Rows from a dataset
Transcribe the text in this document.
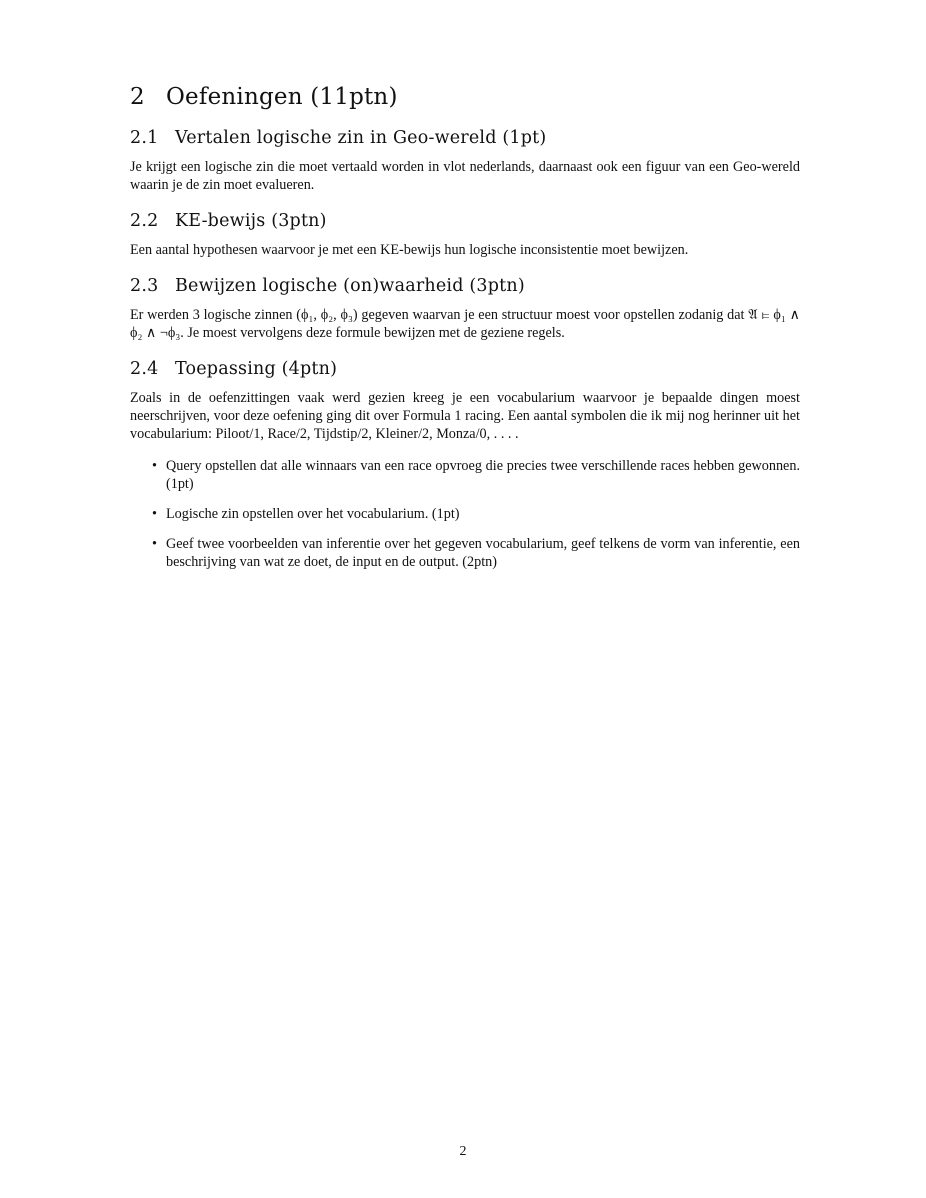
2 Oefeningen (11ptn)
2.1 Vertalen logische zin in Geo-wereld (1pt)

Je krijgt een logische zin die moet vertaald worden in vlot nederlands, daarnaast ook een figuur van een Geo-wereld waarin je de zin moet evalueren.

2.2 KE-bewijs (3ptn)

Een aantal hypothesen waarvoor je met een KE-bewijs hun logische inconsistentie moet bewijzen.

2.3 Bewijzen logische (on)waarheid (3ptn)

Er werden 3 logische zinnen (ϕ₁, ϕ₂, ϕ₃) gegeven waarvan je een structuur moest voor opstellen zodanig dat 𝔄 ⊨ ϕ₁ ∧ ϕ₂ ∧ ¬ϕ₃. Je moest vervolgens deze formule bewijzen met de geziene regels.

2.4 Toepassing (4ptn)

Zoals in de oefenzittingen vaak werd gezien kreeg je een vocabularium waarvoor je bepaalde dingen moest neerschrijven, voor deze oefening ging dit over Formula 1 racing. Een aantal symbolen die ik mij nog herinner uit het vocabularium: Piloot/1, Race/2, Tijdstip/2, Kleiner/2, Monza/0, . . . .

• Query opstellen dat alle winnaars van een race opvroeg die precies twee verschillende races hebben gewonnen. (1pt)
• Logische zin opstellen over het vocabularium. (1pt)
• Geef twee voorbeelden van inferentie over het gegeven vocabularium, geef telkens de vorm van inferentie, een beschrijving van wat ze doet, de input en de output. (2ptn)
2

**Exercise description**
Except for the pictures, copy the material above exactly.

**The completed task**
Transcribe the text in this document.
2 Oefeningen (11ptn)
2.1 Vertalen logische zin in Geo-wereld (1pt)

Je krijgt een logische zin die moet vertaald worden in vlot nederlands, daarnaast ook een figuur van een Geo-wereld waarin je de zin moet evalueren.

2.2 KE-bewijs (3ptn)

Een aantal hypothesen waarvoor je met een KE-bewijs hun logische inconsistentie moet bewijzen.

2.3 Bewijzen logische (on)waarheid (3ptn)

Er werden 3 logische zinnen (ϕ₁, ϕ₂, ϕ₃) gegeven waarvan je een structuur moest voor opstellen zodanig dat 𝔄 ⊨ ϕ₁ ∧ ϕ₂ ∧ ¬ϕ₃. Je moest vervolgens deze formule bewijzen met de geziene regels.

2.4 Toepassing (4ptn)

Zoals in de oefenzittingen vaak werd gezien kreeg je een vocabularium waarvoor je bepaalde dingen moest neerschrijven, voor deze oefening ging dit over Formula 1 racing. Een aantal symbolen die ik mij nog herinner uit het vocabularium: Piloot/1, Race/2, Tijdstip/2, Kleiner/2, Monza/0, . . . .

• Query opstellen dat alle winnaars van een race opvroeg die precies twee verschillende races hebben gewonnen. (1pt)
• Logische zin opstellen over het vocabularium. (1pt)
• Geef twee voorbeelden van inferentie over het gegeven vocabularium, geef telkens de vorm van inferentie, een beschrijving van wat ze doet, de input en de output. (2ptn)
2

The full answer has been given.